▶ **Data to process**:
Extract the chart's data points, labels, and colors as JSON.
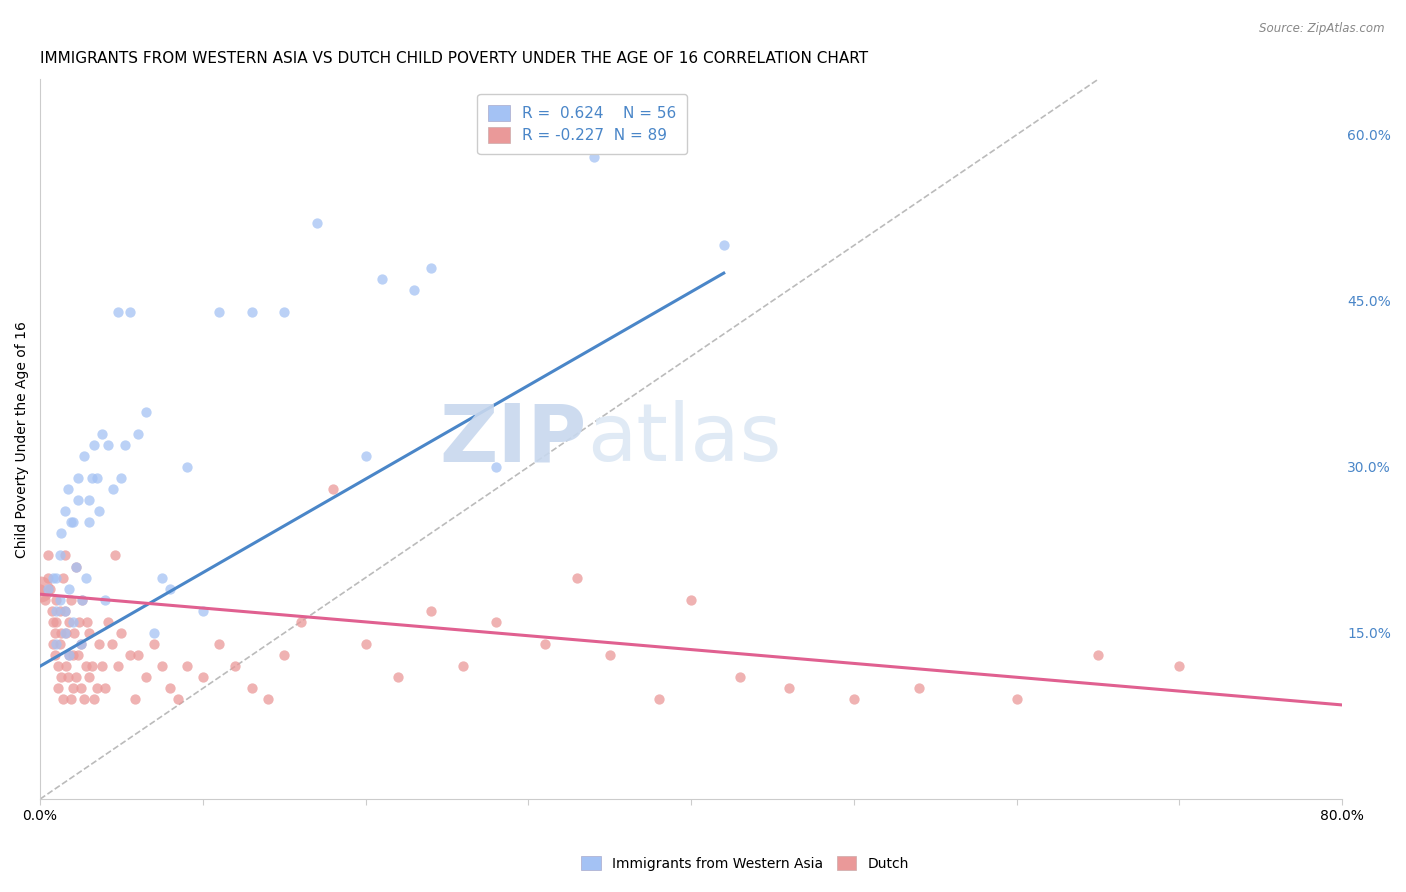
{
  "title": "IMMIGRANTS FROM WESTERN ASIA VS DUTCH CHILD POVERTY UNDER THE AGE OF 16 CORRELATION CHART",
  "source": "Source: ZipAtlas.com",
  "ylabel": "Child Poverty Under the Age of 16",
  "xlim": [
    0,
    0.8
  ],
  "ylim": [
    0,
    0.65
  ],
  "yticks_right": [
    0.0,
    0.15,
    0.3,
    0.45,
    0.6
  ],
  "ytick_right_labels": [
    "",
    "15.0%",
    "30.0%",
    "45.0%",
    "60.0%"
  ],
  "r_blue": 0.624,
  "n_blue": 56,
  "r_pink": -0.227,
  "n_pink": 89,
  "blue_color": "#a4c2f4",
  "pink_color": "#ea9999",
  "blue_line_color": "#4a86c8",
  "pink_line_color": "#e06090",
  "title_fontsize": 11,
  "axis_label_fontsize": 10,
  "tick_fontsize": 10,
  "legend_label_blue": "Immigrants from Western Asia",
  "legend_label_pink": "Dutch",
  "watermark_zip": "ZIP",
  "watermark_atlas": "atlas",
  "blue_line_x": [
    0.0,
    0.42
  ],
  "blue_line_y": [
    0.12,
    0.475
  ],
  "pink_line_x": [
    0.0,
    0.8
  ],
  "pink_line_y": [
    0.185,
    0.085
  ],
  "diag_line_x": [
    0.0,
    0.65
  ],
  "diag_line_y": [
    0.0,
    0.65
  ],
  "blue_scatter_x": [
    0.005,
    0.008,
    0.01,
    0.01,
    0.01,
    0.012,
    0.012,
    0.013,
    0.015,
    0.015,
    0.015,
    0.017,
    0.018,
    0.018,
    0.019,
    0.02,
    0.02,
    0.022,
    0.023,
    0.023,
    0.025,
    0.026,
    0.027,
    0.028,
    0.03,
    0.03,
    0.032,
    0.033,
    0.035,
    0.036,
    0.038,
    0.04,
    0.042,
    0.045,
    0.048,
    0.05,
    0.052,
    0.055,
    0.06,
    0.065,
    0.07,
    0.075,
    0.08,
    0.09,
    0.1,
    0.11,
    0.13,
    0.15,
    0.17,
    0.2,
    0.21,
    0.23,
    0.24,
    0.28,
    0.34,
    0.42
  ],
  "blue_scatter_y": [
    0.19,
    0.2,
    0.14,
    0.17,
    0.2,
    0.18,
    0.22,
    0.24,
    0.15,
    0.17,
    0.26,
    0.28,
    0.13,
    0.19,
    0.25,
    0.16,
    0.25,
    0.21,
    0.27,
    0.29,
    0.14,
    0.18,
    0.31,
    0.2,
    0.25,
    0.27,
    0.29,
    0.32,
    0.29,
    0.26,
    0.33,
    0.18,
    0.32,
    0.28,
    0.44,
    0.29,
    0.32,
    0.44,
    0.33,
    0.35,
    0.15,
    0.2,
    0.19,
    0.3,
    0.17,
    0.44,
    0.44,
    0.44,
    0.52,
    0.31,
    0.47,
    0.46,
    0.48,
    0.3,
    0.58,
    0.5
  ],
  "pink_scatter_x": [
    0.0,
    0.003,
    0.005,
    0.005,
    0.006,
    0.007,
    0.008,
    0.008,
    0.009,
    0.009,
    0.01,
    0.01,
    0.011,
    0.011,
    0.012,
    0.012,
    0.013,
    0.013,
    0.014,
    0.014,
    0.015,
    0.015,
    0.016,
    0.016,
    0.017,
    0.018,
    0.018,
    0.019,
    0.019,
    0.02,
    0.02,
    0.021,
    0.022,
    0.022,
    0.023,
    0.024,
    0.025,
    0.025,
    0.026,
    0.027,
    0.028,
    0.029,
    0.03,
    0.03,
    0.032,
    0.033,
    0.035,
    0.036,
    0.038,
    0.04,
    0.042,
    0.044,
    0.046,
    0.048,
    0.05,
    0.055,
    0.058,
    0.06,
    0.065,
    0.07,
    0.075,
    0.08,
    0.085,
    0.09,
    0.1,
    0.11,
    0.12,
    0.13,
    0.14,
    0.15,
    0.16,
    0.18,
    0.2,
    0.22,
    0.24,
    0.26,
    0.28,
    0.31,
    0.33,
    0.35,
    0.38,
    0.4,
    0.43,
    0.46,
    0.5,
    0.54,
    0.6,
    0.65,
    0.7
  ],
  "pink_scatter_y": [
    0.19,
    0.18,
    0.2,
    0.22,
    0.19,
    0.17,
    0.14,
    0.16,
    0.13,
    0.15,
    0.16,
    0.18,
    0.1,
    0.12,
    0.14,
    0.17,
    0.11,
    0.15,
    0.2,
    0.09,
    0.17,
    0.22,
    0.12,
    0.15,
    0.11,
    0.13,
    0.16,
    0.18,
    0.09,
    0.1,
    0.13,
    0.15,
    0.11,
    0.21,
    0.13,
    0.16,
    0.1,
    0.14,
    0.18,
    0.09,
    0.12,
    0.16,
    0.11,
    0.15,
    0.12,
    0.09,
    0.1,
    0.14,
    0.12,
    0.1,
    0.16,
    0.14,
    0.22,
    0.12,
    0.15,
    0.13,
    0.09,
    0.13,
    0.11,
    0.14,
    0.12,
    0.1,
    0.09,
    0.12,
    0.11,
    0.14,
    0.12,
    0.1,
    0.09,
    0.13,
    0.16,
    0.28,
    0.14,
    0.11,
    0.17,
    0.12,
    0.16,
    0.14,
    0.2,
    0.13,
    0.09,
    0.18,
    0.11,
    0.1,
    0.09,
    0.1,
    0.09,
    0.13,
    0.12
  ],
  "pink_large_x": [
    0.0
  ],
  "pink_large_y": [
    0.19
  ],
  "pink_large_size": 350
}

▶ **Task requirements**:
Quote the records above exactly, leaving out any pictures.

▶ **Final answer**:
Extract the chart's data points, labels, and colors as JSON.
{
  "title": "IMMIGRANTS FROM WESTERN ASIA VS DUTCH CHILD POVERTY UNDER THE AGE OF 16 CORRELATION CHART",
  "source": "Source: ZipAtlas.com",
  "ylabel": "Child Poverty Under the Age of 16",
  "xlim": [
    0,
    0.8
  ],
  "ylim": [
    0,
    0.65
  ],
  "yticks_right": [
    0.0,
    0.15,
    0.3,
    0.45,
    0.6
  ],
  "ytick_right_labels": [
    "",
    "15.0%",
    "30.0%",
    "45.0%",
    "60.0%"
  ],
  "r_blue": 0.624,
  "n_blue": 56,
  "r_pink": -0.227,
  "n_pink": 89,
  "blue_color": "#a4c2f4",
  "pink_color": "#ea9999",
  "blue_line_color": "#4a86c8",
  "pink_line_color": "#e06090",
  "title_fontsize": 11,
  "axis_label_fontsize": 10,
  "tick_fontsize": 10,
  "legend_label_blue": "Immigrants from Western Asia",
  "legend_label_pink": "Dutch",
  "watermark_zip": "ZIP",
  "watermark_atlas": "atlas",
  "blue_line_x": [
    0.0,
    0.42
  ],
  "blue_line_y": [
    0.12,
    0.475
  ],
  "pink_line_x": [
    0.0,
    0.8
  ],
  "pink_line_y": [
    0.185,
    0.085
  ],
  "diag_line_x": [
    0.0,
    0.65
  ],
  "diag_line_y": [
    0.0,
    0.65
  ],
  "blue_scatter_x": [
    0.005,
    0.008,
    0.01,
    0.01,
    0.01,
    0.012,
    0.012,
    0.013,
    0.015,
    0.015,
    0.015,
    0.017,
    0.018,
    0.018,
    0.019,
    0.02,
    0.02,
    0.022,
    0.023,
    0.023,
    0.025,
    0.026,
    0.027,
    0.028,
    0.03,
    0.03,
    0.032,
    0.033,
    0.035,
    0.036,
    0.038,
    0.04,
    0.042,
    0.045,
    0.048,
    0.05,
    0.052,
    0.055,
    0.06,
    0.065,
    0.07,
    0.075,
    0.08,
    0.09,
    0.1,
    0.11,
    0.13,
    0.15,
    0.17,
    0.2,
    0.21,
    0.23,
    0.24,
    0.28,
    0.34,
    0.42
  ],
  "blue_scatter_y": [
    0.19,
    0.2,
    0.14,
    0.17,
    0.2,
    0.18,
    0.22,
    0.24,
    0.15,
    0.17,
    0.26,
    0.28,
    0.13,
    0.19,
    0.25,
    0.16,
    0.25,
    0.21,
    0.27,
    0.29,
    0.14,
    0.18,
    0.31,
    0.2,
    0.25,
    0.27,
    0.29,
    0.32,
    0.29,
    0.26,
    0.33,
    0.18,
    0.32,
    0.28,
    0.44,
    0.29,
    0.32,
    0.44,
    0.33,
    0.35,
    0.15,
    0.2,
    0.19,
    0.3,
    0.17,
    0.44,
    0.44,
    0.44,
    0.52,
    0.31,
    0.47,
    0.46,
    0.48,
    0.3,
    0.58,
    0.5
  ],
  "pink_scatter_x": [
    0.0,
    0.003,
    0.005,
    0.005,
    0.006,
    0.007,
    0.008,
    0.008,
    0.009,
    0.009,
    0.01,
    0.01,
    0.011,
    0.011,
    0.012,
    0.012,
    0.013,
    0.013,
    0.014,
    0.014,
    0.015,
    0.015,
    0.016,
    0.016,
    0.017,
    0.018,
    0.018,
    0.019,
    0.019,
    0.02,
    0.02,
    0.021,
    0.022,
    0.022,
    0.023,
    0.024,
    0.025,
    0.025,
    0.026,
    0.027,
    0.028,
    0.029,
    0.03,
    0.03,
    0.032,
    0.033,
    0.035,
    0.036,
    0.038,
    0.04,
    0.042,
    0.044,
    0.046,
    0.048,
    0.05,
    0.055,
    0.058,
    0.06,
    0.065,
    0.07,
    0.075,
    0.08,
    0.085,
    0.09,
    0.1,
    0.11,
    0.12,
    0.13,
    0.14,
    0.15,
    0.16,
    0.18,
    0.2,
    0.22,
    0.24,
    0.26,
    0.28,
    0.31,
    0.33,
    0.35,
    0.38,
    0.4,
    0.43,
    0.46,
    0.5,
    0.54,
    0.6,
    0.65,
    0.7
  ],
  "pink_scatter_y": [
    0.19,
    0.18,
    0.2,
    0.22,
    0.19,
    0.17,
    0.14,
    0.16,
    0.13,
    0.15,
    0.16,
    0.18,
    0.1,
    0.12,
    0.14,
    0.17,
    0.11,
    0.15,
    0.2,
    0.09,
    0.17,
    0.22,
    0.12,
    0.15,
    0.11,
    0.13,
    0.16,
    0.18,
    0.09,
    0.1,
    0.13,
    0.15,
    0.11,
    0.21,
    0.13,
    0.16,
    0.1,
    0.14,
    0.18,
    0.09,
    0.12,
    0.16,
    0.11,
    0.15,
    0.12,
    0.09,
    0.1,
    0.14,
    0.12,
    0.1,
    0.16,
    0.14,
    0.22,
    0.12,
    0.15,
    0.13,
    0.09,
    0.13,
    0.11,
    0.14,
    0.12,
    0.1,
    0.09,
    0.12,
    0.11,
    0.14,
    0.12,
    0.1,
    0.09,
    0.13,
    0.16,
    0.28,
    0.14,
    0.11,
    0.17,
    0.12,
    0.16,
    0.14,
    0.2,
    0.13,
    0.09,
    0.18,
    0.11,
    0.1,
    0.09,
    0.1,
    0.09,
    0.13,
    0.12
  ],
  "pink_large_x": [
    0.0
  ],
  "pink_large_y": [
    0.19
  ],
  "pink_large_size": 350
}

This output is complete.